━━ ENTRIES

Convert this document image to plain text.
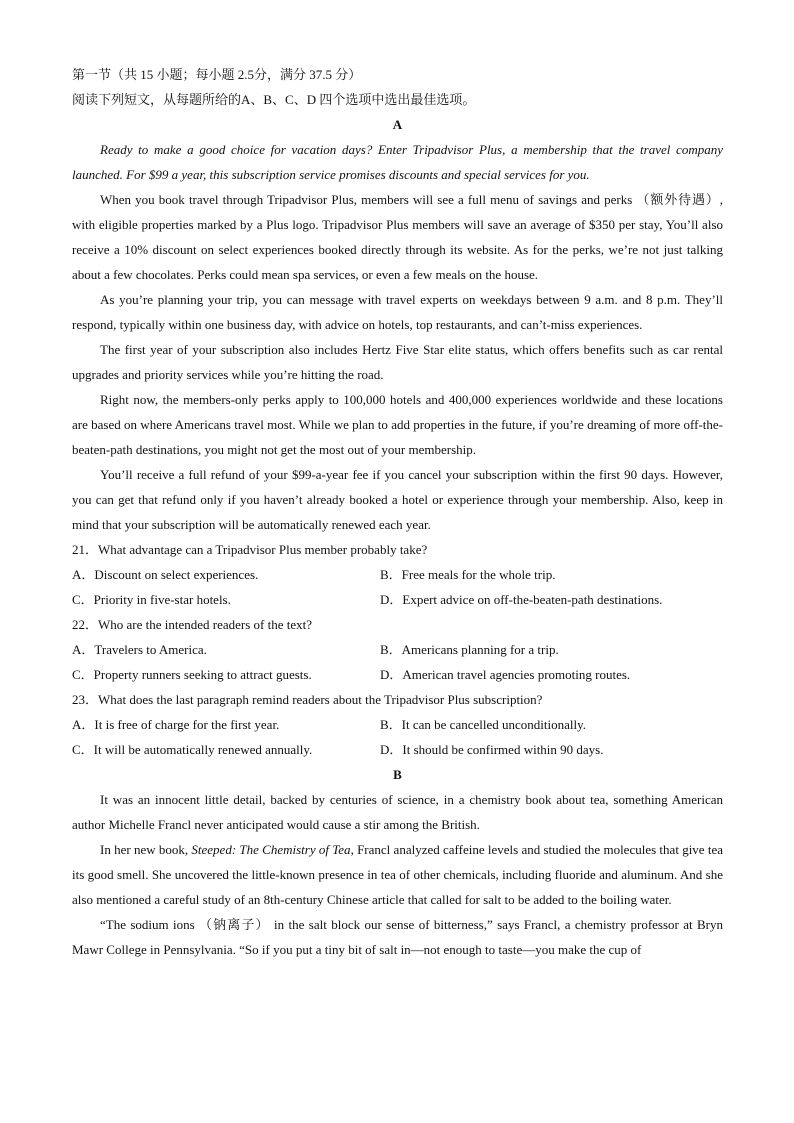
第一节（共 15 小题；每小题 2.5分，满分 37.5 分）
阅读下列短文，从每题所给的A、B、C、D 四个选项中选出最佳选项。
A
Ready to make a good choice for vacation days? Enter Tripadvisor Plus, a membership that the travel company launched. For $99 a year, this subscription service promises discounts and special services for you.
When you book travel through Tripadvisor Plus, members will see a full menu of savings and perks （额外待遇）, with eligible properties marked by a Plus logo. Tripadvisor Plus members will save an average of $350 per stay, You’ll also receive a 10% discount on select experiences booked directly through its website. As for the perks, we’re not just talking about a few chocolates. Perks could mean spa services, or even a few meals on the house.
As you’re planning your trip, you can message with travel experts on weekdays between 9 a.m. and 8 p.m. They’ll respond, typically within one business day, with advice on hotels, top restaurants, and can’t-miss experiences.
The first year of your subscription also includes Hertz Five Star elite status, which offers benefits such as car rental upgrades and priority services while you’re hitting the road.
Right now, the members-only perks apply to 100,000 hotels and 400,000 experiences worldwide and these locations are based on where Americans travel most. While we plan to add properties in the future, if you’re dreaming of more off-the-beaten-path destinations, you might not get the most out of your membership.
You’ll receive a full refund of your $99-a-year fee if you cancel your subscription within the first 90 days. However, you can get that refund only if you haven’t already booked a hotel or experience through your membership. Also, keep in mind that your subscription will be automatically renewed each year.
21．What advantage can a Tripadvisor Plus member probably take?
A．Discount on select experiences.	B．Free meals for the whole trip.
C．Priority in five-star hotels.	D．Expert advice on off-the-beaten-path destinations.
22．Who are the intended readers of the text?
A．Travelers to America.	B．Americans planning for a trip.
C．Property runners seeking to attract guests.	D．American travel agencies promoting routes.
23．What does the last paragraph remind readers about the Tripadvisor Plus subscription?
A．It is free of charge for the first year.	B．It can be cancelled unconditionally.
C．It will be automatically renewed annually.	D．It should be confirmed within 90 days.
B
It was an innocent little detail, backed by centuries of science, in a chemistry book about tea, something American author Michelle Francl never anticipated would cause a stir among the British.
In her new book, Steeped: The Chemistry of Tea, Francl analyzed caffeine levels and studied the molecules that give tea its good smell. She uncovered the little-known presence in tea of other chemicals, including fluoride and aluminum. And she also mentioned a careful study of an 8th-century Chinese article that called for salt to be added to the boiling water.
“The sodium ions （钠离子） in the salt block our sense of bitterness,” says Francl, a chemistry professor at Bryn Mawr College in Pennsylvania. “So if you put a tiny bit of salt in—not enough to taste—you make the cup of
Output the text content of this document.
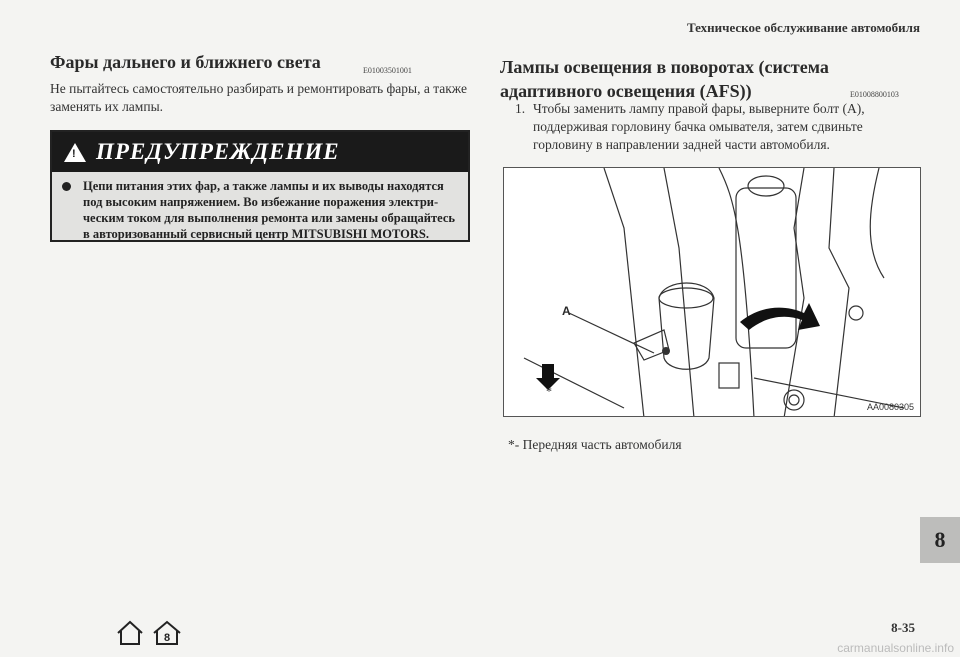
Техническое обслуживание автомобиля
Фары дальнего и ближнего света	E01003501001
Не пытайтесь самостоятельно разбирать и ремонтировать фары, а также заменять их лампы.
! ПРЕДУПРЕЖДЕНИЕ
Цепи питания этих фар, а также лампы и их выводы находятся под высоким напряжением. Во избежание поражения электри-ческим током для выполнения ремонта или замены обращайтесь в авторизованный сервисный центр MITSUBISHI MOTORS.
Лампы освещения в поворотах (система адаптивного освещения (AFS))	E01008800103
1. Чтобы заменить лампу правой фары, выверните болт (A), поддерживая горловину бачка омывателя, затем сдвиньте горловину в направлении задней части автомобиля.
A
*
AA0080305
*- Передняя часть автомобиля
8
8-35
8
carmanualsonline.info
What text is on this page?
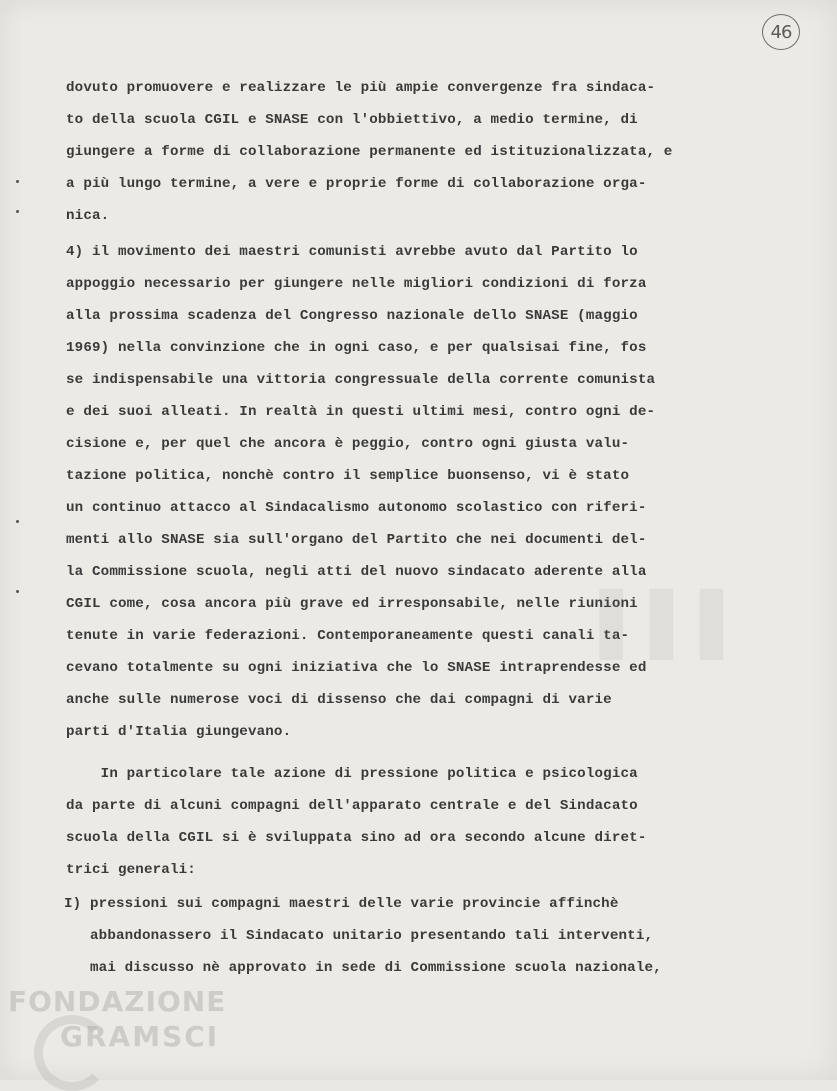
46
dovuto promuovere e realizzare le più ampie convergenze fra sindaca-
to della scuola CGIL e SNASE con l'obbiettivo, a medio termine, di
giungere a forme di collaborazione permanente ed istituzionalizzata, e
a più lungo termine, a vere e proprie forme di collaborazione orga-
nica.
4) il movimento dei maestri comunisti avrebbe avuto dal Partito lo
appoggio necessario per giungere nelle migliori condizioni di forza
alla prossima scadenza del Congresso nazionale dello SNASE (maggio
1969) nella convinzione che in ogni caso, e per qualsisai fine, fos
se indispensabile una vittoria congressuale della corrente comunista
e dei suoi alleati. In realtà in questi ultimi mesi, contro ogni de-
cisione e, per quel che ancora è peggio, contro ogni giusta valu-
tazione politica, nonchè contro il semplice buonsenso, vi è stato
un continuo attacco al Sindacalismo autonomo scolastico con riferi-
menti allo SNASE sia sull'organo del Partito che nei documenti del-
la Commissione scuola, negli atti del nuovo sindacato aderente alla
CGIL come, cosa ancora più grave ed irresponsabile, nelle riunioni
tenute in varie federazioni. Contemporaneamente questi canali ta-
cevano totalmente su ogni iniziativa che lo SNASE intraprendesse ed
anche sulle numerose voci di dissenso che dai compagni di varie
parti d'Italia giungevano.
In particolare tale azione di pressione politica e psicologica
da parte di alcuni compagni dell'apparato centrale e del Sindacato
scuola della CGIL si è sviluppata sino ad ora secondo alcune diret-
trici generali:
I) pressioni sui compagni maestri delle varie provincie affinchè
abbandonassero il Sindacato unitario presentando tali interventi,
mai discusso nè approvato in sede di Commissione scuola nazionale,
▌▌▌
FONDAZIONE
GRAMSCI
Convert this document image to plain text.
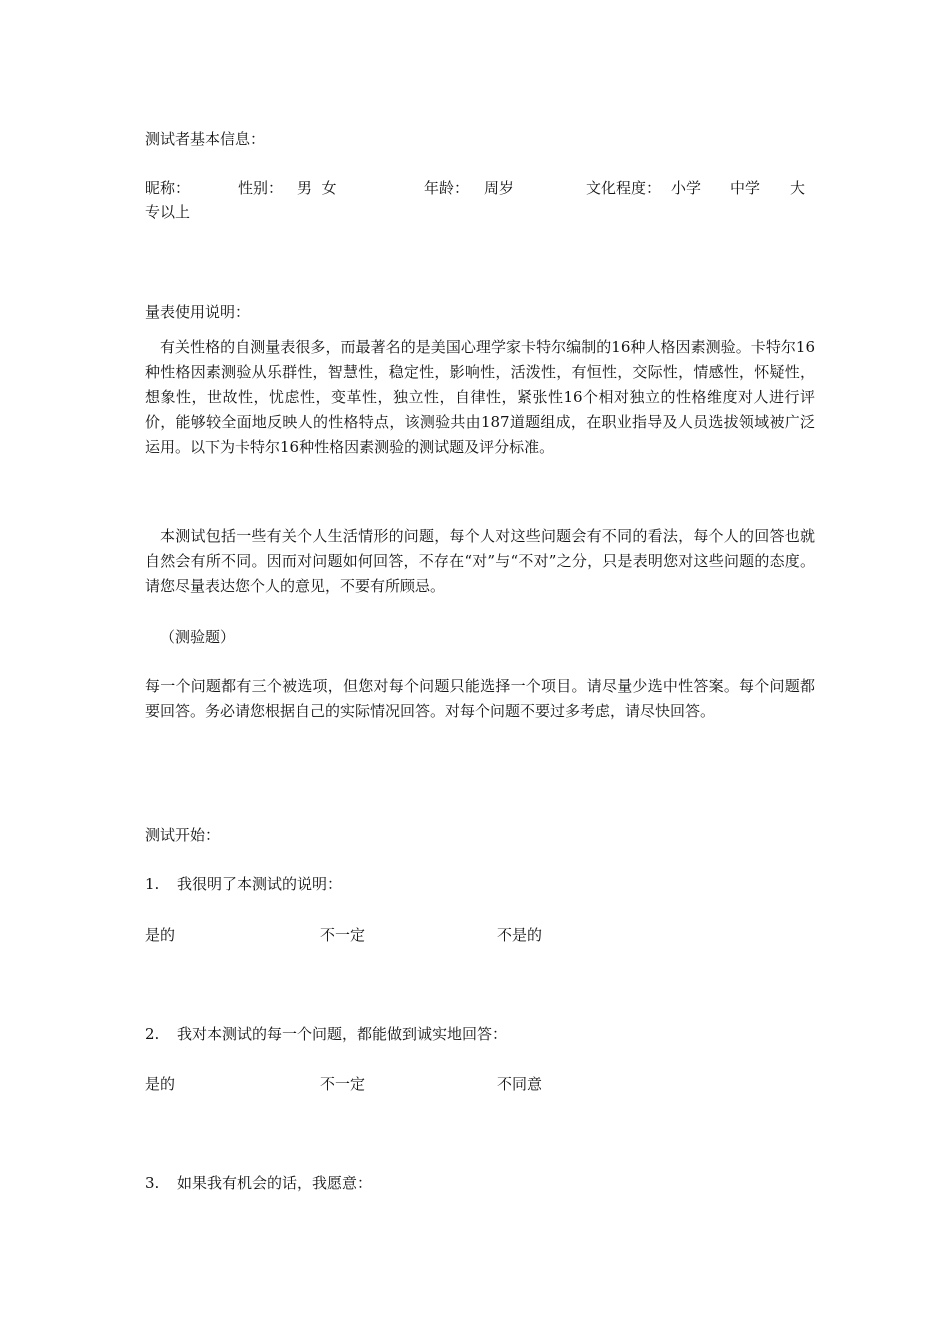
测试者基本信息：
昵称：	性别： 男  女	年龄： 周岁	文化程度： 小学 中学 大
专以上
量表使用说明：

有关性格的自测量表很多，而最著名的是美国心理学家卡特尔编制的16种人格因素测验。卡特尔16种性格因素测验从乐群性，智慧性，稳定性，影响性，活泼性，有恒性，交际性，情感性，怀疑性，想象性，世故性，忧虑性，变革性，独立性，自律性，紧张性16个相对独立的性格维度对人进行评价，能够较全面地反映人的性格特点，该测验共由187道题组成，在职业指导及人员选拔领域被广泛运用。以下为卡特尔16种性格因素测验的测试题及评分标准。

本测试包括一些有关个人生活情形的问题，每个人对这些问题会有不同的看法，每个人的回答也就自然会有所不同。因而对问题如何回答，不存在“对”与“不对”之分，只是表明您对这些问题的态度。请您尽量表达您个人的意见，不要有所顾忌。

（测验题）

每一个问题都有三个被选项，但您对每个问题只能选择一个项目。请尽量少选中性答案。每个问题都要回答。务必请您根据自己的实际情况回答。对每个问题不要过多考虑，请尽快回答。

测试开始：
1. 我很明了本测试的说明：
是的	不一定	不是的
2. 我对本测试的每一个问题，都能做到诚实地回答：
是的	不一定	不同意
3. 如果我有机会的话，我愿意：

━━━━

» **WHAT THIS TASK INVOLVES**
Work out how many lines in the entries hold the string "maestri". Your answer should consist solely of that number.

» **THE OUTPUT**
2